--- start of DATASET RECORDS ---

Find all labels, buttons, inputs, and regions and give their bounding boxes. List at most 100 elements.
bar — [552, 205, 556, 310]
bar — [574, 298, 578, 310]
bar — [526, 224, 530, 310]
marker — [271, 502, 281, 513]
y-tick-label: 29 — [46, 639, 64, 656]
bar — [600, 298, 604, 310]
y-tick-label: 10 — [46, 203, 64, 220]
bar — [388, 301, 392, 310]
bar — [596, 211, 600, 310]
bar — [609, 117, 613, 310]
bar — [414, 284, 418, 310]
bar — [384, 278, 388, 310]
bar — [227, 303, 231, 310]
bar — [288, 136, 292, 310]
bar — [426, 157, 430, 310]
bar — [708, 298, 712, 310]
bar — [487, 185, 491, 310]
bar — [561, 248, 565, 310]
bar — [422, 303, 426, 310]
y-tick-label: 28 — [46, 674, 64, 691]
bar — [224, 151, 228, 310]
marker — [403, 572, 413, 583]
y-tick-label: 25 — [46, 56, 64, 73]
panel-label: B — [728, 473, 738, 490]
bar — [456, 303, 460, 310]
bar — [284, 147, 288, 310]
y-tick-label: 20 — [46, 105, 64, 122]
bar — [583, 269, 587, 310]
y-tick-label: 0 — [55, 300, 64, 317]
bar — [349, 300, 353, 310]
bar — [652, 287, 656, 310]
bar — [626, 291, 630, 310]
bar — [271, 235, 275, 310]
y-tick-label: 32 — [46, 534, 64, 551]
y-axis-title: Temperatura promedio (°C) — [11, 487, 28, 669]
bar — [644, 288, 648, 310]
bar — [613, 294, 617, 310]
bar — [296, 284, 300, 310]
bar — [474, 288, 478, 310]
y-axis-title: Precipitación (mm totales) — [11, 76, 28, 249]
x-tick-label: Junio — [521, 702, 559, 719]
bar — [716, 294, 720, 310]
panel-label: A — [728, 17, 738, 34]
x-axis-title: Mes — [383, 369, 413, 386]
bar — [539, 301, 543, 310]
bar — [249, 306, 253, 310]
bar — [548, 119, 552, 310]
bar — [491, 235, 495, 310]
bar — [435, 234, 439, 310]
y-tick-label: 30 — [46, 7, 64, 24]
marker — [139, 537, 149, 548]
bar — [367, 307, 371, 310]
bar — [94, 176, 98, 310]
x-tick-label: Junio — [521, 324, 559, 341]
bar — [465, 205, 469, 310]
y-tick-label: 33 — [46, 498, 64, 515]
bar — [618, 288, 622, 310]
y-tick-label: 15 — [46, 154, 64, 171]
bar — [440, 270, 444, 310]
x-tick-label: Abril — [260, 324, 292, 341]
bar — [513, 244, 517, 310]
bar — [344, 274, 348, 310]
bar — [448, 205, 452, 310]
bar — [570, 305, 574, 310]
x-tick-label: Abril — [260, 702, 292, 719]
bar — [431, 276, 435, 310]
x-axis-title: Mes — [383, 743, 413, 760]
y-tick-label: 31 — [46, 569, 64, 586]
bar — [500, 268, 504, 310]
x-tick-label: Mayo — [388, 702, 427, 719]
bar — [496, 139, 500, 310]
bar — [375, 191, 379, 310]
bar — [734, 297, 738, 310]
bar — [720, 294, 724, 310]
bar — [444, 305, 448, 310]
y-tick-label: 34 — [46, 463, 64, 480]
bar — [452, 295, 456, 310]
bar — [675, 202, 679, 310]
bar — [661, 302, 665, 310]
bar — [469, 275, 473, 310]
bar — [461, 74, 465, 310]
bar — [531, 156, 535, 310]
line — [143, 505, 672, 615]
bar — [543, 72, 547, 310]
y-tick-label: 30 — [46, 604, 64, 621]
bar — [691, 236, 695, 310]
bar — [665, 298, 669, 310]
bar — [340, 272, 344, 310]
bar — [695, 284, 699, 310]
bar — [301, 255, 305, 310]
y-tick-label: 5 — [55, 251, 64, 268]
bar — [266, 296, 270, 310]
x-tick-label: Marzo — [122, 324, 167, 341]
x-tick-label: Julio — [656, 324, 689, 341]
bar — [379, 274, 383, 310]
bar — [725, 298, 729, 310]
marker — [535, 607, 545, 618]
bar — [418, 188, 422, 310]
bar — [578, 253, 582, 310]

--- end of DATASET RECORDS ---

WHAT THE TASK ASKS: Starting at the beginning of the records and ending at the line containing "bar — [539, 301, 543, 310]", write out those lines again with "panel-label" changed to "subplot-label" and everything else left as it is.

SOLUTION TO THIS PROBLEM:
Find all labels, buttons, inputs, and regions and give their bounding boxes. List at most 100 elements.
bar — [552, 205, 556, 310]
bar — [574, 298, 578, 310]
bar — [526, 224, 530, 310]
marker — [271, 502, 281, 513]
y-tick-label: 29 — [46, 639, 64, 656]
bar — [600, 298, 604, 310]
y-tick-label: 10 — [46, 203, 64, 220]
bar — [388, 301, 392, 310]
bar — [596, 211, 600, 310]
bar — [609, 117, 613, 310]
bar — [414, 284, 418, 310]
bar — [384, 278, 388, 310]
bar — [227, 303, 231, 310]
bar — [288, 136, 292, 310]
bar — [426, 157, 430, 310]
bar — [708, 298, 712, 310]
bar — [487, 185, 491, 310]
bar — [561, 248, 565, 310]
bar — [422, 303, 426, 310]
y-tick-label: 28 — [46, 674, 64, 691]
bar — [224, 151, 228, 310]
marker — [403, 572, 413, 583]
y-tick-label: 25 — [46, 56, 64, 73]
subplot-label: B — [728, 473, 738, 490]
bar — [456, 303, 460, 310]
bar — [284, 147, 288, 310]
y-tick-label: 20 — [46, 105, 64, 122]
bar — [583, 269, 587, 310]
y-tick-label: 0 — [55, 300, 64, 317]
bar — [349, 300, 353, 310]
bar — [652, 287, 656, 310]
bar — [626, 291, 630, 310]
bar — [271, 235, 275, 310]
y-tick-label: 32 — [46, 534, 64, 551]
y-axis-title: Temperatura promedio (°C) — [11, 487, 28, 669]
bar — [644, 288, 648, 310]
bar — [613, 294, 617, 310]
bar — [296, 284, 300, 310]
bar — [474, 288, 478, 310]
y-axis-title: Precipitación (mm totales) — [11, 76, 28, 249]
x-tick-label: Junio — [521, 702, 559, 719]
bar — [716, 294, 720, 310]
subplot-label: A — [728, 17, 738, 34]
x-axis-title: Mes — [383, 369, 413, 386]
bar — [539, 301, 543, 310]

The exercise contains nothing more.